(Figure record extracts)
****************

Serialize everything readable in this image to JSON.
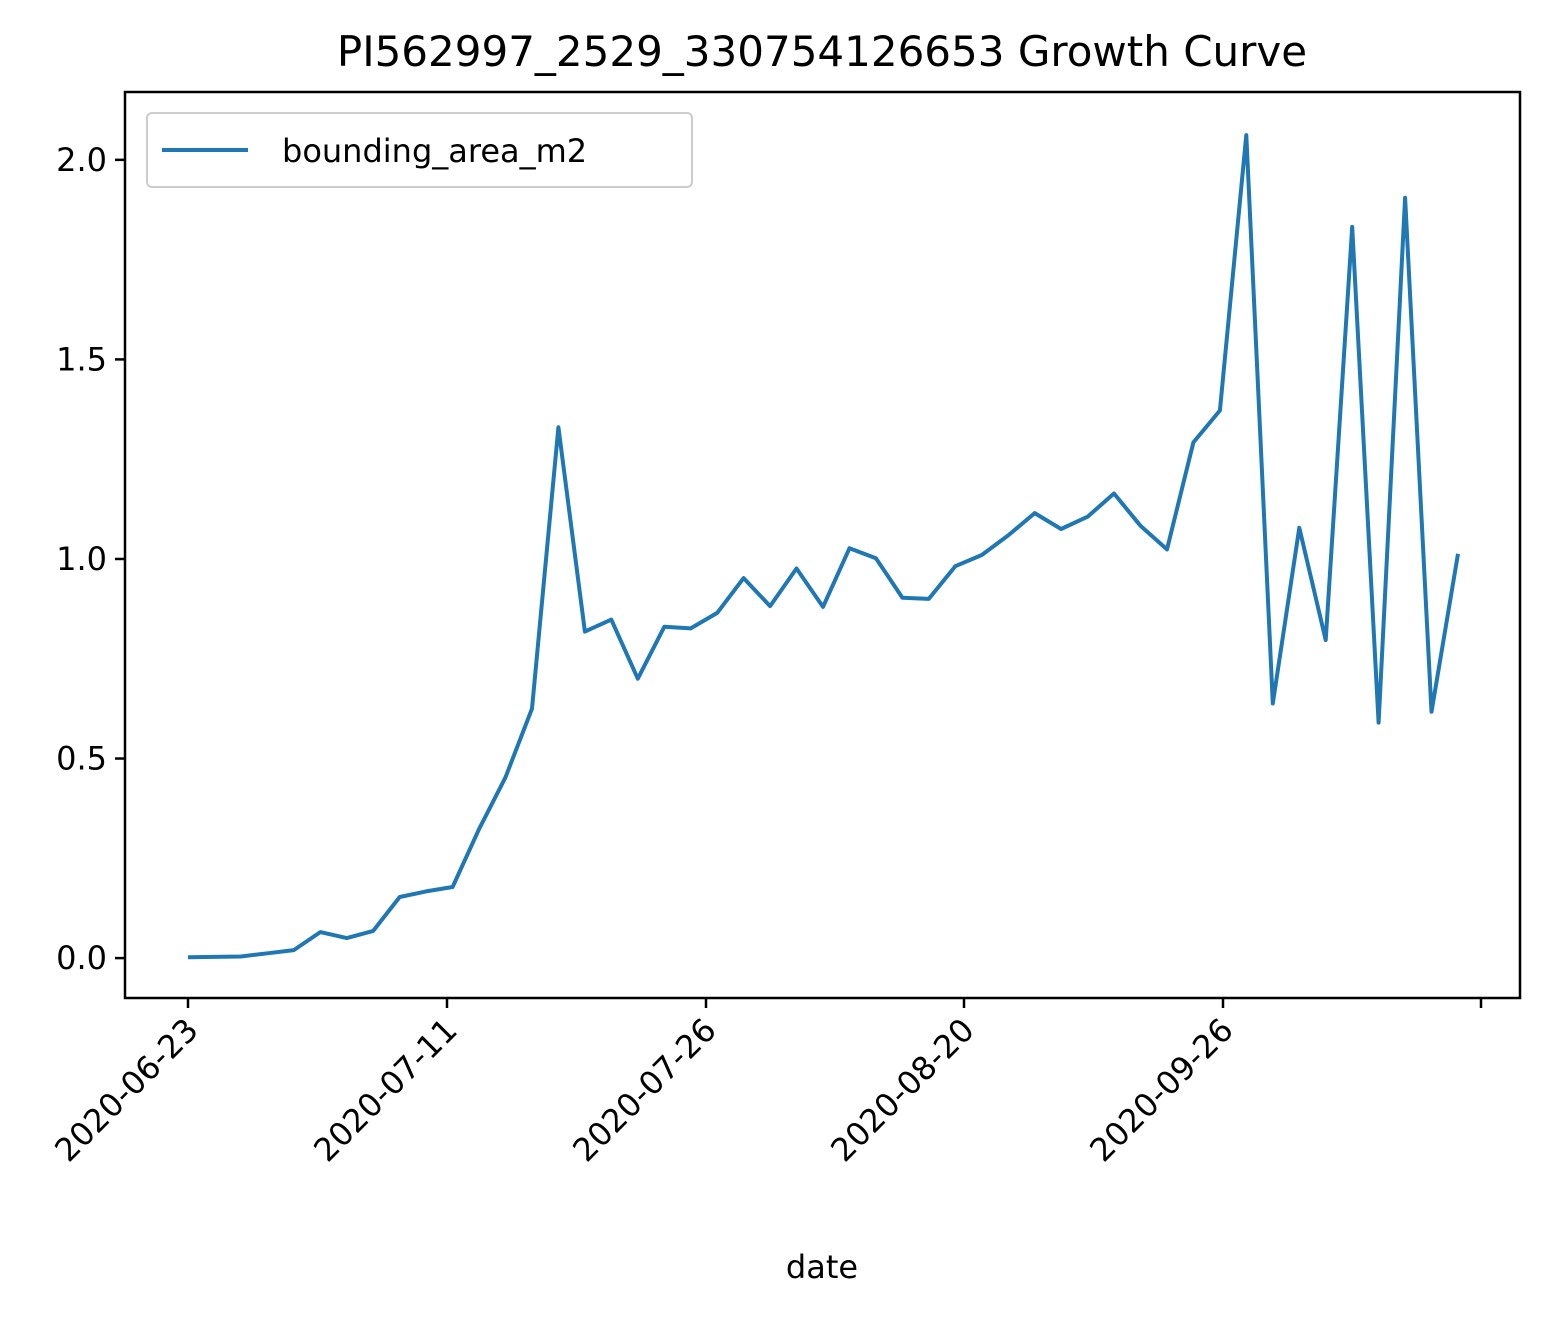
{
  "chart_data": {
    "type": "line",
    "title": "PI562997_2529_330754126653 Growth Curve",
    "xlabel": "date",
    "ylabel": "",
    "x_tick_labels": [
      "2020-06-23",
      "2020-07-11",
      "2020-07-26",
      "2020-08-20",
      "2020-09-26"
    ],
    "y_ticks": [
      0.0,
      0.5,
      1.0,
      1.5,
      2.0
    ],
    "y_tick_labels": [
      "0.0",
      "0.5",
      "1.0",
      "1.5",
      "2.0"
    ],
    "ylim": [
      -0.1,
      2.17
    ],
    "legend": {
      "position": "upper-left"
    },
    "grid": false,
    "series": [
      {
        "name": "bounding_area_m2",
        "color": "#1f77b4",
        "values": [
          0.002,
          0.003,
          0.004,
          0.012,
          0.02,
          0.065,
          0.05,
          0.068,
          0.153,
          0.167,
          0.178,
          0.323,
          0.453,
          0.625,
          1.33,
          0.818,
          0.848,
          0.7,
          0.83,
          0.826,
          0.865,
          0.952,
          0.882,
          0.976,
          0.88,
          1.027,
          1.002,
          0.903,
          0.9,
          0.982,
          1.01,
          1.059,
          1.115,
          1.075,
          1.106,
          1.164,
          1.083,
          1.024,
          1.292,
          1.372,
          2.062,
          0.638,
          1.078,
          0.797,
          1.832,
          0.59,
          1.905,
          0.617,
          1.013
        ]
      }
    ]
  }
}
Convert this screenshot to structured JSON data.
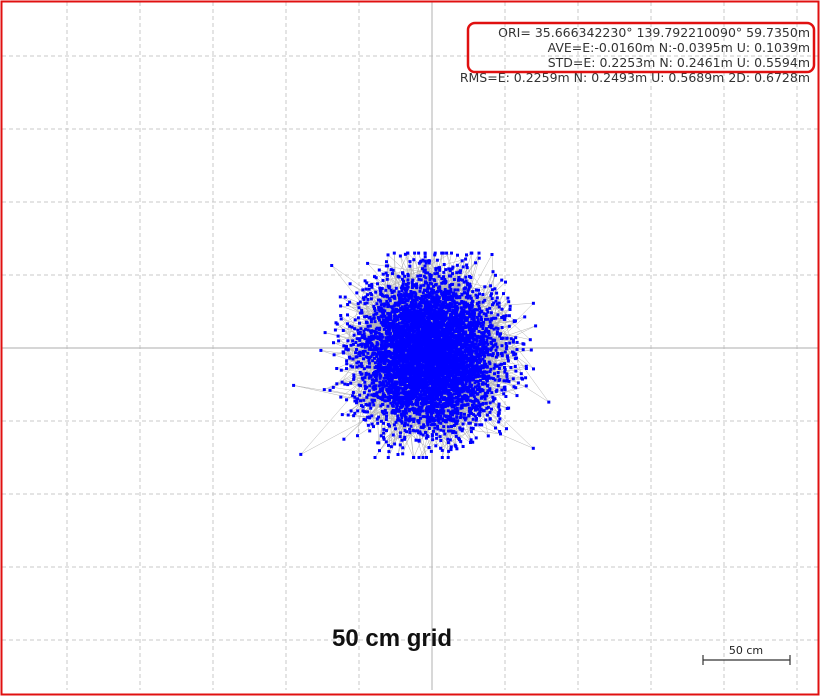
{
  "stats": {
    "ori": "ORI= 35.666342230°  139.792210090° 59.7350m",
    "ave": "AVE=E:-0.0160m N:-0.0395m U: 0.1039m",
    "std": "STD=E: 0.2253m N: 0.2461m U: 0.5594m",
    "rms": "RMS=E: 0.2259m N: 0.2493m U: 0.5689m 2D: 0.6728m"
  },
  "caption": "50 cm grid",
  "scale_bar_label": "50 cm",
  "colors": {
    "points": "#0000ff",
    "track": "#b4b4b4",
    "grid": "#c8c8c8",
    "axis": "#bdbdbd",
    "frame": "#e01010",
    "highlight_box": "#e01010"
  },
  "chart_data": {
    "type": "scatter",
    "title": "",
    "xlabel": "",
    "ylabel": "",
    "units": "m",
    "grid_spacing": 0.5,
    "grid": true,
    "center": {
      "E": -0.016,
      "N": -0.0395
    },
    "std": {
      "E": 0.2253,
      "N": 0.2461
    },
    "extent": {
      "E": [
        -0.95,
        0.8
      ],
      "N": [
        -0.75,
        0.65
      ]
    },
    "point_count": 6000
  }
}
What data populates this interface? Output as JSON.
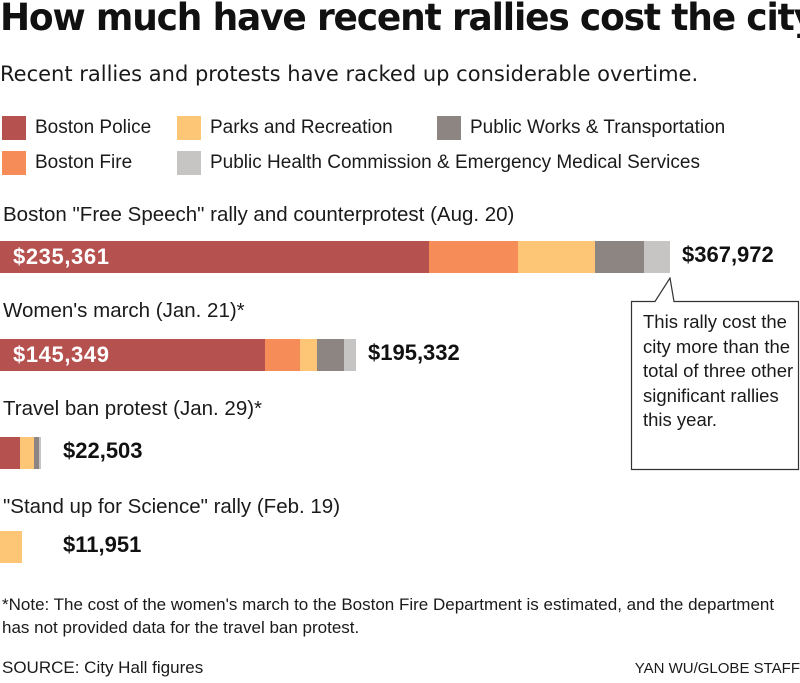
{
  "title": "How much have recent rallies cost the city?",
  "subtitle": "Recent rallies and protests have racked up considerable overtime.",
  "legend": [
    {
      "label": "Boston Police",
      "color": "#b5514f"
    },
    {
      "label": "Parks and Recreation",
      "color": "#fdc677"
    },
    {
      "label": "Public Works & Transportation",
      "color": "#8c8582"
    },
    {
      "label": "Boston Fire",
      "color": "#f68c58"
    },
    {
      "label": "Public Health Commission & Emergency Medical Services",
      "color": "#c7c5c4"
    }
  ],
  "callout": {
    "text": "This rally cost the city more than the total of three other significant rallies this year."
  },
  "note": "*Note: The cost of the women's march to the Boston Fire Department is estimated, and the department has not provided data for the travel ban protest.",
  "source": "SOURCE: City Hall figures",
  "credit": "YAN WU/GLOBE STAFF",
  "chart_data": {
    "type": "bar",
    "orientation": "horizontal",
    "stacked": true,
    "categories": [
      "Boston \"Free Speech\" rally and counterprotest (Aug. 20)",
      "Women's march (Jan. 21)*",
      "Travel ban protest (Jan. 29)*",
      "\"Stand up for Science\" rally (Feb. 19)"
    ],
    "series": [
      {
        "name": "Boston Police",
        "color": "#b5514f",
        "values": [
          235361,
          145349,
          11000,
          0
        ]
      },
      {
        "name": "Boston Fire",
        "color": "#f68c58",
        "values": [
          49000,
          19500,
          0,
          0
        ]
      },
      {
        "name": "Parks and Recreation",
        "color": "#fdc677",
        "values": [
          42500,
          9500,
          7500,
          11951
        ]
      },
      {
        "name": "Public Works & Transportation",
        "color": "#8c8582",
        "values": [
          27000,
          14500,
          3000,
          0
        ]
      },
      {
        "name": "Public Health Commission & Emergency Medical Services",
        "color": "#c7c5c4",
        "values": [
          14111,
          6483,
          1003,
          0
        ]
      }
    ],
    "segment_labels": [
      "$235,361",
      "$145,349",
      "",
      ""
    ],
    "totals": [
      367972,
      195332,
      22503,
      11951
    ],
    "total_labels": [
      "$367,972",
      "$195,332",
      "$22,503",
      "$11,951"
    ],
    "legend_position": "top",
    "grid": false,
    "xlim": [
      0,
      367972
    ]
  }
}
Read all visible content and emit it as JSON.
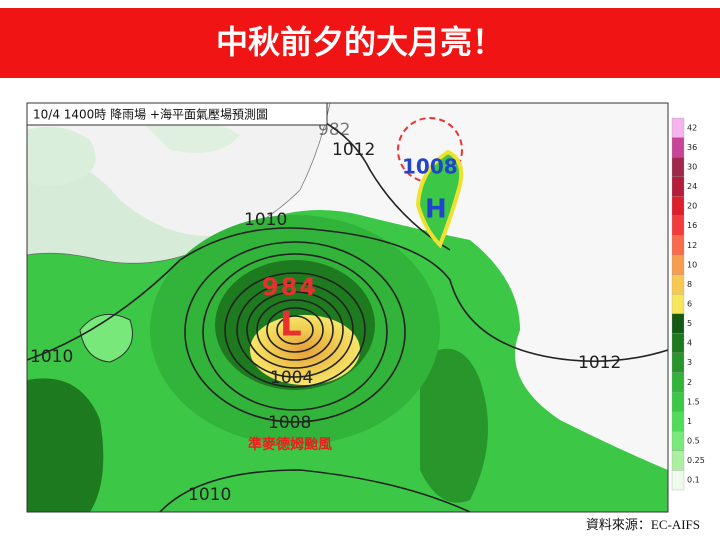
{
  "header": {
    "title": "中秋前夕的大月亮！"
  },
  "map": {
    "caption": "10/4 1400時 降雨場 +海平面氣壓場預測圖",
    "labels": [
      {
        "text": "982"
      },
      {
        "text": "1012"
      },
      {
        "text": "1008"
      },
      {
        "text": "H"
      },
      {
        "text": "1010"
      },
      {
        "text": "984"
      },
      {
        "text": "L"
      },
      {
        "text": "1004"
      },
      {
        "text": "1008"
      },
      {
        "text": "1010"
      },
      {
        "text": "1010"
      },
      {
        "text": "1012"
      }
    ],
    "storm_name": "準麥德姆颱風"
  },
  "legend": {
    "levels": [
      {
        "value": 42,
        "color": "#f5b4ee"
      },
      {
        "value": 36,
        "color": "#c8469a"
      },
      {
        "value": 30,
        "color": "#a0284c"
      },
      {
        "value": 24,
        "color": "#b41e3c"
      },
      {
        "value": 20,
        "color": "#dc1e2d"
      },
      {
        "value": 16,
        "color": "#f03c3c"
      },
      {
        "value": 12,
        "color": "#f86c4c"
      },
      {
        "value": 10,
        "color": "#f89c50"
      },
      {
        "value": 8,
        "color": "#f8c850"
      },
      {
        "value": 6,
        "color": "#f8e65a"
      },
      {
        "value": 5,
        "color": "#145a14"
      },
      {
        "value": 4,
        "color": "#1e7a1e"
      },
      {
        "value": 3,
        "color": "#28962a"
      },
      {
        "value": 2,
        "color": "#32b43a"
      },
      {
        "value": 1.5,
        "color": "#3cc846"
      },
      {
        "value": 1,
        "color": "#50dc5a"
      },
      {
        "value": 0.5,
        "color": "#78e87a"
      },
      {
        "value": 0.25,
        "color": "#aaf0a0"
      },
      {
        "value": 0.1,
        "color": "#eefaea"
      }
    ]
  },
  "source": "資料來源：EC-AIFS"
}
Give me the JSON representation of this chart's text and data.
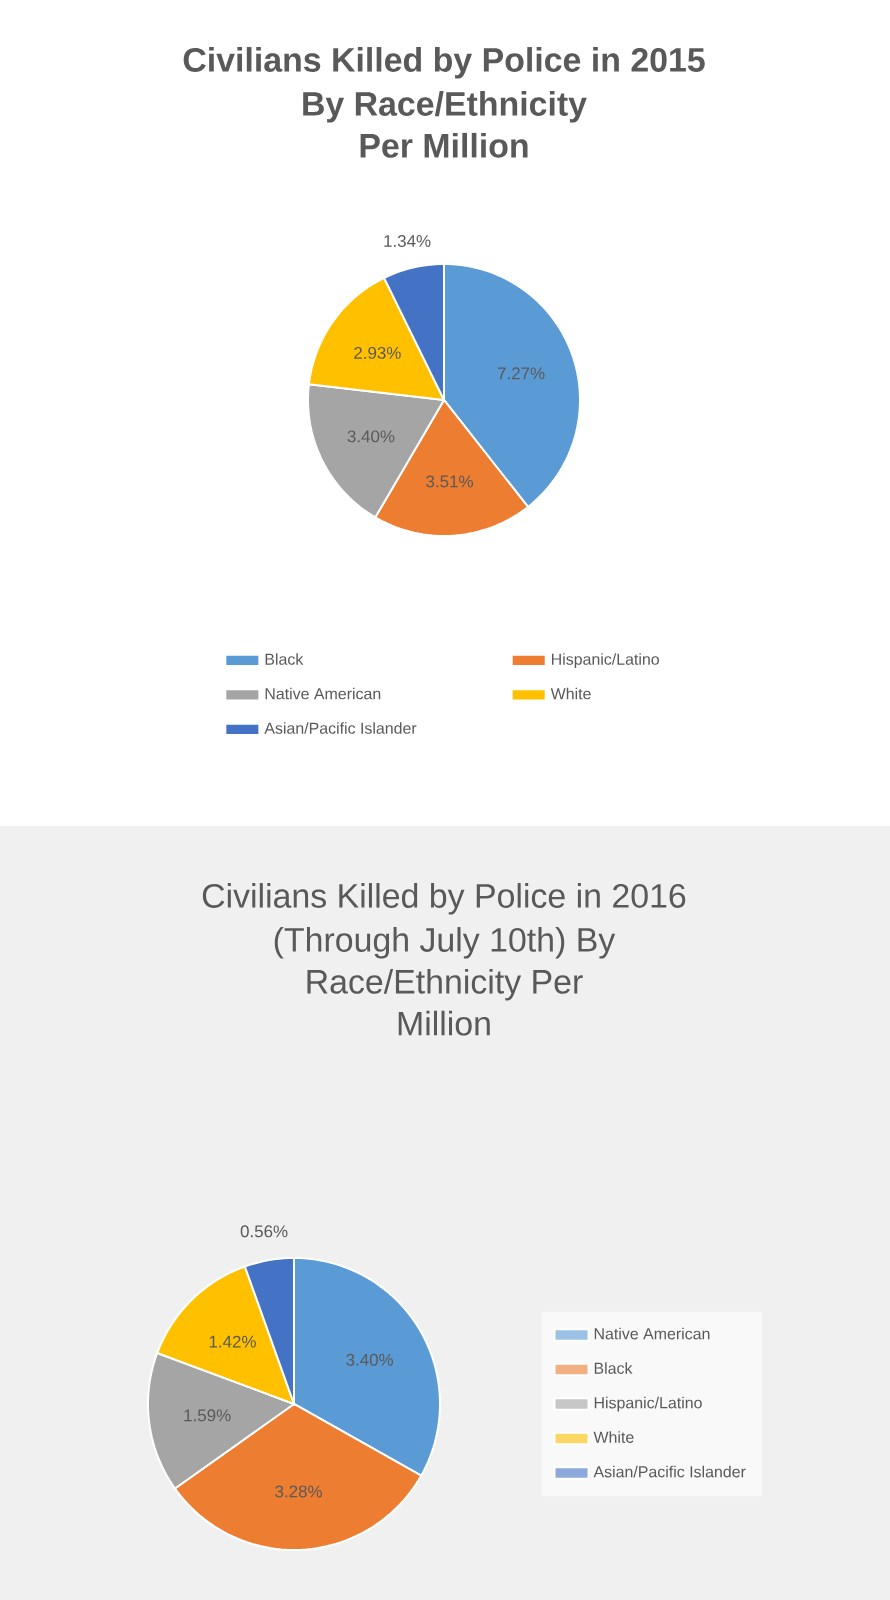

****************

▶ [Exercise aim] Quote the material word for word, dropping any images it holds.

▶ [The result]
Serialize everything readable in this image to JSON.
{
  "chart_data": {
    "type": "line",
    "title": "PI562997_2529_330754126653 Growth Curve",
    "xlabel": "date",
    "ylabel": "",
    "x_tick_labels": [
      "2020-06-23",
      "2020-07-11",
      "2020-07-26",
      "2020-08-20",
      "2020-09-26"
    ],
    "y_ticks": [
      0.0,
      0.5,
      1.0,
      1.5,
      2.0
    ],
    "y_tick_labels": [
      "0.0",
      "0.5",
      "1.0",
      "1.5",
      "2.0"
    ],
    "ylim": [
      -0.1,
      2.17
    ],
    "legend": {
      "position": "upper-left"
    },
    "grid": false,
    "series": [
      {
        "name": "bounding_area_m2",
        "color": "#1f77b4",
        "values": [
          0.002,
          0.003,
          0.004,
          0.012,
          0.02,
          0.065,
          0.05,
          0.068,
          0.153,
          0.167,
          0.178,
          0.323,
          0.453,
          0.625,
          1.33,
          0.818,
          0.848,
          0.7,
          0.83,
          0.826,
          0.865,
          0.952,
          0.882,
          0.976,
          0.88,
          1.027,
          1.002,
          0.903,
          0.9,
          0.982,
          1.01,
          1.059,
          1.115,
          1.075,
          1.106,
          1.164,
          1.083,
          1.024,
          1.292,
          1.372,
          2.062,
          0.638,
          1.078,
          0.797,
          1.832,
          0.59,
          1.905,
          0.617,
          1.013
        ]
      }
    ]
  }
}
Convert this screenshot to structured JSON data.
{
  "stats": {
    "ori": "ORI= 35.666342230°  139.792210090° 59.7350m",
    "ave": "AVE=E:-0.0160m N:-0.0395m U: 0.1039m",
    "std": "STD=E: 0.2253m N: 0.2461m U: 0.5594m",
    "rms": "RMS=E: 0.2259m N: 0.2493m U: 0.5689m 2D: 0.6728m"
  },
  "caption": "50 cm grid",
  "scale_bar_label": "50 cm",
  "colors": {
    "points": "#0000ff",
    "track": "#b4b4b4",
    "grid": "#c8c8c8",
    "axis": "#bdbdbd",
    "frame": "#e01010",
    "highlight_box": "#e01010"
  },
  "chart_data": {
    "type": "scatter",
    "title": "",
    "xlabel": "",
    "ylabel": "",
    "units": "m",
    "grid_spacing": 0.5,
    "grid": true,
    "center": {
      "E": -0.016,
      "N": -0.0395
    },
    "std": {
      "E": 0.2253,
      "N": 0.2461
    },
    "extent": {
      "E": [
        -0.95,
        0.8
      ],
      "N": [
        -0.75,
        0.65
      ]
    },
    "point_count": 6000
  }
}
What data populates this interface? Output as JSON.
{
  "title": "How much have recent rallies cost the city?",
  "subtitle": "Recent rallies and protests have racked up considerable overtime.",
  "legend": [
    {
      "label": "Boston Police",
      "color": "#b5514f"
    },
    {
      "label": "Parks and Recreation",
      "color": "#fdc677"
    },
    {
      "label": "Public Works & Transportation",
      "color": "#8c8582"
    },
    {
      "label": "Boston Fire",
      "color": "#f68c58"
    },
    {
      "label": "Public Health Commission & Emergency Medical Services",
      "color": "#c7c5c4"
    }
  ],
  "callout": {
    "text": "This rally cost the city more than the total of three other significant rallies this year."
  },
  "note": "*Note: The cost of the women's march to the Boston Fire Department is estimated, and the department has not provided data for the travel ban protest.",
  "source": "SOURCE: City Hall figures",
  "credit": "YAN WU/GLOBE STAFF",
  "chart_data": {
    "type": "bar",
    "orientation": "horizontal",
    "stacked": true,
    "categories": [
      "Boston \"Free Speech\" rally and counterprotest (Aug. 20)",
      "Women's march (Jan. 21)*",
      "Travel ban protest (Jan. 29)*",
      "\"Stand up for Science\" rally (Feb. 19)"
    ],
    "series": [
      {
        "name": "Boston Police",
        "color": "#b5514f",
        "values": [
          235361,
          145349,
          11000,
          0
        ]
      },
      {
        "name": "Boston Fire",
        "color": "#f68c58",
        "values": [
          49000,
          19500,
          0,
          0
        ]
      },
      {
        "name": "Parks and Recreation",
        "color": "#fdc677",
        "values": [
          42500,
          9500,
          7500,
          11951
        ]
      },
      {
        "name": "Public Works & Transportation",
        "color": "#8c8582",
        "values": [
          27000,
          14500,
          3000,
          0
        ]
      },
      {
        "name": "Public Health Commission & Emergency Medical Services",
        "color": "#c7c5c4",
        "values": [
          14111,
          6483,
          1003,
          0
        ]
      }
    ],
    "segment_labels": [
      "$235,361",
      "$145,349",
      "",
      ""
    ],
    "totals": [
      367972,
      195332,
      22503,
      11951
    ],
    "total_labels": [
      "$367,972",
      "$195,332",
      "$22,503",
      "$11,951"
    ],
    "legend_position": "top",
    "grid": false,
    "xlim": [
      0,
      367972
    ]
  }
}
Read all visible content and emit it as JSON.
{
  "header": {
    "title": "中秋前夕的大月亮！"
  },
  "map": {
    "caption": "10/4 1400時 降雨場 +海平面氣壓場預測圖",
    "labels": [
      {
        "text": "982"
      },
      {
        "text": "1012"
      },
      {
        "text": "1008"
      },
      {
        "text": "H"
      },
      {
        "text": "1010"
      },
      {
        "text": "984"
      },
      {
        "text": "L"
      },
      {
        "text": "1004"
      },
      {
        "text": "1008"
      },
      {
        "text": "1010"
      },
      {
        "text": "1010"
      },
      {
        "text": "1012"
      }
    ],
    "storm_name": "準麥德姆颱風"
  },
  "legend": {
    "levels": [
      {
        "value": 42,
        "color": "#f5b4ee"
      },
      {
        "value": 36,
        "color": "#c8469a"
      },
      {
        "value": 30,
        "color": "#a0284c"
      },
      {
        "value": 24,
        "color": "#b41e3c"
      },
      {
        "value": 20,
        "color": "#dc1e2d"
      },
      {
        "value": 16,
        "color": "#f03c3c"
      },
      {
        "value": 12,
        "color": "#f86c4c"
      },
      {
        "value": 10,
        "color": "#f89c50"
      },
      {
        "value": 8,
        "color": "#f8c850"
      },
      {
        "value": 6,
        "color": "#f8e65a"
      },
      {
        "value": 5,
        "color": "#145a14"
      },
      {
        "value": 4,
        "color": "#1e7a1e"
      },
      {
        "value": 3,
        "color": "#28962a"
      },
      {
        "value": 2,
        "color": "#32b43a"
      },
      {
        "value": 1.5,
        "color": "#3cc846"
      },
      {
        "value": 1,
        "color": "#50dc5a"
      },
      {
        "value": 0.5,
        "color": "#78e87a"
      },
      {
        "value": 0.25,
        "color": "#aaf0a0"
      },
      {
        "value": 0.1,
        "color": "#eefaea"
      }
    ]
  },
  "source": "資料來源：EC-AIFS"
}
Give me the JSON representation of this chart's text and data.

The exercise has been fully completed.